## Saved entries
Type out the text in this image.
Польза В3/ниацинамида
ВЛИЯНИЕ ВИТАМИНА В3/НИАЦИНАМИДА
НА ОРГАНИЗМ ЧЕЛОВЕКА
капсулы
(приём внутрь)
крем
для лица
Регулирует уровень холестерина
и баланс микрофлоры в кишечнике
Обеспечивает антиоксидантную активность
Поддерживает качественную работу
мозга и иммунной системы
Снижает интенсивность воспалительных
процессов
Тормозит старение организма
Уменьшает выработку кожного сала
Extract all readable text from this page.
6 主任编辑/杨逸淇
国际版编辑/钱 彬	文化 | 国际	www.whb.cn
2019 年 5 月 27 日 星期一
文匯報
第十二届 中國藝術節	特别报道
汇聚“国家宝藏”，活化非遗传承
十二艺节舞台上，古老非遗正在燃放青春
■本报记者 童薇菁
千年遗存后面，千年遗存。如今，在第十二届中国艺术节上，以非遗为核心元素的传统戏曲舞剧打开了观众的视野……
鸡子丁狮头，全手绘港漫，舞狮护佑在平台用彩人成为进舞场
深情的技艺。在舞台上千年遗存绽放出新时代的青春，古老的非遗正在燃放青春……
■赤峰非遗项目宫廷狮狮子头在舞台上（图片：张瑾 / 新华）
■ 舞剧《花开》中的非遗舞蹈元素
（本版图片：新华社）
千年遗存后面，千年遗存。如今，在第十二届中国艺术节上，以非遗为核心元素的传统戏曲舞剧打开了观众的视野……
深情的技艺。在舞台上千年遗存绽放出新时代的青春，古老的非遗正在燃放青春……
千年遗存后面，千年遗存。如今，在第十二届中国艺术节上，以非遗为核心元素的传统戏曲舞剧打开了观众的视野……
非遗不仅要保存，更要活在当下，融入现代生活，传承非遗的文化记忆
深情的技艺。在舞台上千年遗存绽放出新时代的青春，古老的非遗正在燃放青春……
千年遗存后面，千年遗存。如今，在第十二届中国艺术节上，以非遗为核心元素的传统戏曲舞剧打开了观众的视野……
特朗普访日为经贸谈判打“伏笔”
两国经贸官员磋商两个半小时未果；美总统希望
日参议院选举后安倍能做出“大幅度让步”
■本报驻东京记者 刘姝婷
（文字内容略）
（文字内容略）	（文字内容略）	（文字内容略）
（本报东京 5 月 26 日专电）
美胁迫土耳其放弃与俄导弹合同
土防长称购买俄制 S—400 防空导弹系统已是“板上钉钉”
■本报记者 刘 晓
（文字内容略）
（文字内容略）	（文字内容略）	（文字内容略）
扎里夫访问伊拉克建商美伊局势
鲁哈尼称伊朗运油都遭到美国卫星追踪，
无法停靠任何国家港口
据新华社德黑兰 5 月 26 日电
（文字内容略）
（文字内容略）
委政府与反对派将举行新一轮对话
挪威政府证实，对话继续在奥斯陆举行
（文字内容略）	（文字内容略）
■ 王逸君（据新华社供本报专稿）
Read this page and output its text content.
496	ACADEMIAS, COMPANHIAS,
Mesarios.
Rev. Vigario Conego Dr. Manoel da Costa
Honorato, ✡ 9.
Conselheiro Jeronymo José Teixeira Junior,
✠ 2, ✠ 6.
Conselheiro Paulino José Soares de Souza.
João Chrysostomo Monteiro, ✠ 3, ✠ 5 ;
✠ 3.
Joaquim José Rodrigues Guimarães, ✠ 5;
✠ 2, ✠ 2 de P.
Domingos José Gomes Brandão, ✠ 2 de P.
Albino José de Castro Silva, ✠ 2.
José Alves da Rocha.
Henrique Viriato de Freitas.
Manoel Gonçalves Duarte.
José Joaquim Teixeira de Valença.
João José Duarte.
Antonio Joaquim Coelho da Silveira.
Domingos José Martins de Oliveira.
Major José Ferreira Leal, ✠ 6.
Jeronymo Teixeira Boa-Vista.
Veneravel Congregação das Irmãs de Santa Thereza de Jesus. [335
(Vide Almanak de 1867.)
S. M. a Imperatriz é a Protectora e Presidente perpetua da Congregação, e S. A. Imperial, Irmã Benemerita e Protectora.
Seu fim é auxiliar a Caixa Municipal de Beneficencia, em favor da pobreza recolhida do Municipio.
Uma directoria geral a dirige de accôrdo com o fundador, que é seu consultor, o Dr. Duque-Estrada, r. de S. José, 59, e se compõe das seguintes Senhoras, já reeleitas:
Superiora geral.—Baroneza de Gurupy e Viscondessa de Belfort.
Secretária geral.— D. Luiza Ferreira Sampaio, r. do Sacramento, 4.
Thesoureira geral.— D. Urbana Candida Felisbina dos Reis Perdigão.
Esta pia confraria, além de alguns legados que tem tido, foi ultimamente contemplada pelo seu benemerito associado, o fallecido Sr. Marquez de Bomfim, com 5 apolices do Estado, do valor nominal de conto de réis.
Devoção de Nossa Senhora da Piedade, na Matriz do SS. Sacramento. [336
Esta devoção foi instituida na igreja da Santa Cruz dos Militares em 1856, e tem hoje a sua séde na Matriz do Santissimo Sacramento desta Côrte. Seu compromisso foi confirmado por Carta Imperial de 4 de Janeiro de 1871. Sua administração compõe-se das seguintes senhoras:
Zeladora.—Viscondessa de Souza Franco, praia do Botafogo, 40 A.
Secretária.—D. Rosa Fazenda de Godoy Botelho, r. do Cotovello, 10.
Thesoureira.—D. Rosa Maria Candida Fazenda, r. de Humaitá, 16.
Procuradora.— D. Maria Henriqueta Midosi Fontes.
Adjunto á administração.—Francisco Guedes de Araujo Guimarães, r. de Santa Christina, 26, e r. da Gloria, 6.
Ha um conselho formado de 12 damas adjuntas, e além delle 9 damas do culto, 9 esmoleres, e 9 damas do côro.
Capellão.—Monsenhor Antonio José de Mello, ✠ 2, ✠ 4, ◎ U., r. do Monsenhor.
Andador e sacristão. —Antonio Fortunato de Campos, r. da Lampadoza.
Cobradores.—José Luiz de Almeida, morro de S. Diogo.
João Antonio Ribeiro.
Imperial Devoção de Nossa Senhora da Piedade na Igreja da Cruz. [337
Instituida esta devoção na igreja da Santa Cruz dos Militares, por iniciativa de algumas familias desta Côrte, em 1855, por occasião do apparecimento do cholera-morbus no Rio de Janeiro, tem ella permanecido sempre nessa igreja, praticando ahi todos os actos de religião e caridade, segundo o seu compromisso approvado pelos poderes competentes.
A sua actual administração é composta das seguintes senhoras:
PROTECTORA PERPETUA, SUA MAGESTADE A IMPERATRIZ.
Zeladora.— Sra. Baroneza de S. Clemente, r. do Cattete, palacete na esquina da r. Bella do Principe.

## Work required
Return the entries in full, keeping every line exactly as it is.

## Response to the task
Type out the text in this image.
Польза В3/ниацинамида
ВЛИЯНИЕ ВИТАМИНА В3/НИАЦИНАМИДА
НА ОРГАНИЗМ ЧЕЛОВЕКА
капсулы
(приём внутрь)
крем
для лица
Регулирует уровень холестерина
и баланс микрофлоры в кишечнике
Обеспечивает антиоксидантную активность
Поддерживает качественную работу
мозга и иммунной системы
Снижает интенсивность воспалительных
процессов
Тормозит старение организма
Уменьшает выработку кожного сала
Extract all readable text from this page.
6 主任编辑/杨逸淇
国际版编辑/钱 彬	文化 | 国际	www.whb.cn
2019 年 5 月 27 日 星期一
文匯報
第十二届 中國藝術節	特别报道
汇聚“国家宝藏”，活化非遗传承
十二艺节舞台上，古老非遗正在燃放青春
■本报记者 童薇菁
千年遗存后面，千年遗存。如今，在第十二届中国艺术节上，以非遗为核心元素的传统戏曲舞剧打开了观众的视野……
鸡子丁狮头，全手绘港漫，舞狮护佑在平台用彩人成为进舞场
深情的技艺。在舞台上千年遗存绽放出新时代的青春，古老的非遗正在燃放青春……
■赤峰非遗项目宫廷狮狮子头在舞台上（图片：张瑾 / 新华）
■ 舞剧《花开》中的非遗舞蹈元素
（本版图片：新华社）
千年遗存后面，千年遗存。如今，在第十二届中国艺术节上，以非遗为核心元素的传统戏曲舞剧打开了观众的视野……
深情的技艺。在舞台上千年遗存绽放出新时代的青春，古老的非遗正在燃放青春……
千年遗存后面，千年遗存。如今，在第十二届中国艺术节上，以非遗为核心元素的传统戏曲舞剧打开了观众的视野……
非遗不仅要保存，更要活在当下，融入现代生活，传承非遗的文化记忆
深情的技艺。在舞台上千年遗存绽放出新时代的青春，古老的非遗正在燃放青春……
千年遗存后面，千年遗存。如今，在第十二届中国艺术节上，以非遗为核心元素的传统戏曲舞剧打开了观众的视野……
特朗普访日为经贸谈判打“伏笔”
两国经贸官员磋商两个半小时未果；美总统希望
日参议院选举后安倍能做出“大幅度让步”
■本报驻东京记者 刘姝婷
（文字内容略）
（文字内容略）	（文字内容略）	（文字内容略）
（本报东京 5 月 26 日专电）
美胁迫土耳其放弃与俄导弹合同
土防长称购买俄制 S—400 防空导弹系统已是“板上钉钉”
■本报记者 刘 晓
（文字内容略）
（文字内容略）	（文字内容略）	（文字内容略）
扎里夫访问伊拉克建商美伊局势
鲁哈尼称伊朗运油都遭到美国卫星追踪，
无法停靠任何国家港口
据新华社德黑兰 5 月 26 日电
（文字内容略）
（文字内容略）
委政府与反对派将举行新一轮对话
挪威政府证实，对话继续在奥斯陆举行
（文字内容略）	（文字内容略）
■ 王逸君（据新华社供本报专稿）
Read this page and output its text content.
496	ACADEMIAS, COMPANHIAS,
Mesarios.
Rev. Vigario Conego Dr. Manoel da Costa
Honorato, ✡ 9.
Conselheiro Jeronymo José Teixeira Junior,
✠ 2, ✠ 6.
Conselheiro Paulino José Soares de Souza.
João Chrysostomo Monteiro, ✠ 3, ✠ 5 ;
✠ 3.
Joaquim José Rodrigues Guimarães, ✠ 5;
✠ 2, ✠ 2 de P.
Domingos José Gomes Brandão, ✠ 2 de P.
Albino José de Castro Silva, ✠ 2.
José Alves da Rocha.
Henrique Viriato de Freitas.
Manoel Gonçalves Duarte.
José Joaquim Teixeira de Valença.
João José Duarte.
Antonio Joaquim Coelho da Silveira.
Domingos José Martins de Oliveira.
Major José Ferreira Leal, ✠ 6.
Jeronymo Teixeira Boa-Vista.
Veneravel Congregação das Irmãs de Santa Thereza de Jesus. [335
(Vide Almanak de 1867.)
S. M. a Imperatriz é a Protectora e Presidente perpetua da Congregação, e S. A. Imperial, Irmã Benemerita e Protectora.
Seu fim é auxiliar a Caixa Municipal de Beneficencia, em favor da pobreza recolhida do Municipio.
Uma directoria geral a dirige de accôrdo com o fundador, que é seu consultor, o Dr. Duque-Estrada, r. de S. José, 59, e se compõe das seguintes Senhoras, já reeleitas:
Superiora geral.—Baroneza de Gurupy e Viscondessa de Belfort.
Secretária geral.— D. Luiza Ferreira Sampaio, r. do Sacramento, 4.
Thesoureira geral.— D. Urbana Candida Felisbina dos Reis Perdigão.
Esta pia confraria, além de alguns legados que tem tido, foi ultimamente contemplada pelo seu benemerito associado, o fallecido Sr. Marquez de Bomfim, com 5 apolices do Estado, do valor nominal de conto de réis.
Devoção de Nossa Senhora da Piedade, na Matriz do SS. Sacramento. [336
Esta devoção foi instituida na igreja da Santa Cruz dos Militares em 1856, e tem hoje a sua séde na Matriz do Santissimo Sacramento desta Côrte. Seu compromisso foi confirmado por Carta Imperial de 4 de Janeiro de 1871. Sua administração compõe-se das seguintes senhoras:
Zeladora.—Viscondessa de Souza Franco, praia do Botafogo, 40 A.
Secretária.—D. Rosa Fazenda de Godoy Botelho, r. do Cotovello, 10.
Thesoureira.—D. Rosa Maria Candida Fazenda, r. de Humaitá, 16.
Procuradora.— D. Maria Henriqueta Midosi Fontes.
Adjunto á administração.—Francisco Guedes de Araujo Guimarães, r. de Santa Christina, 26, e r. da Gloria, 6.
Ha um conselho formado de 12 damas adjuntas, e além delle 9 damas do culto, 9 esmoleres, e 9 damas do côro.
Capellão.—Monsenhor Antonio José de Mello, ✠ 2, ✠ 4, ◎ U., r. do Monsenhor.
Andador e sacristão. —Antonio Fortunato de Campos, r. da Lampadoza.
Cobradores.—José Luiz de Almeida, morro de S. Diogo.
João Antonio Ribeiro.
Imperial Devoção de Nossa Senhora da Piedade na Igreja da Cruz. [337
Instituida esta devoção na igreja da Santa Cruz dos Militares, por iniciativa de algumas familias desta Côrte, em 1855, por occasião do apparecimento do cholera-morbus no Rio de Janeiro, tem ella permanecido sempre nessa igreja, praticando ahi todos os actos de religião e caridade, segundo o seu compromisso approvado pelos poderes competentes.
A sua actual administração é composta das seguintes senhoras:
PROTECTORA PERPETUA, SUA MAGESTADE A IMPERATRIZ.
Zeladora.— Sra. Baroneza de S. Clemente, r. do Cattete, palacete na esquina da r. Bella do Principe.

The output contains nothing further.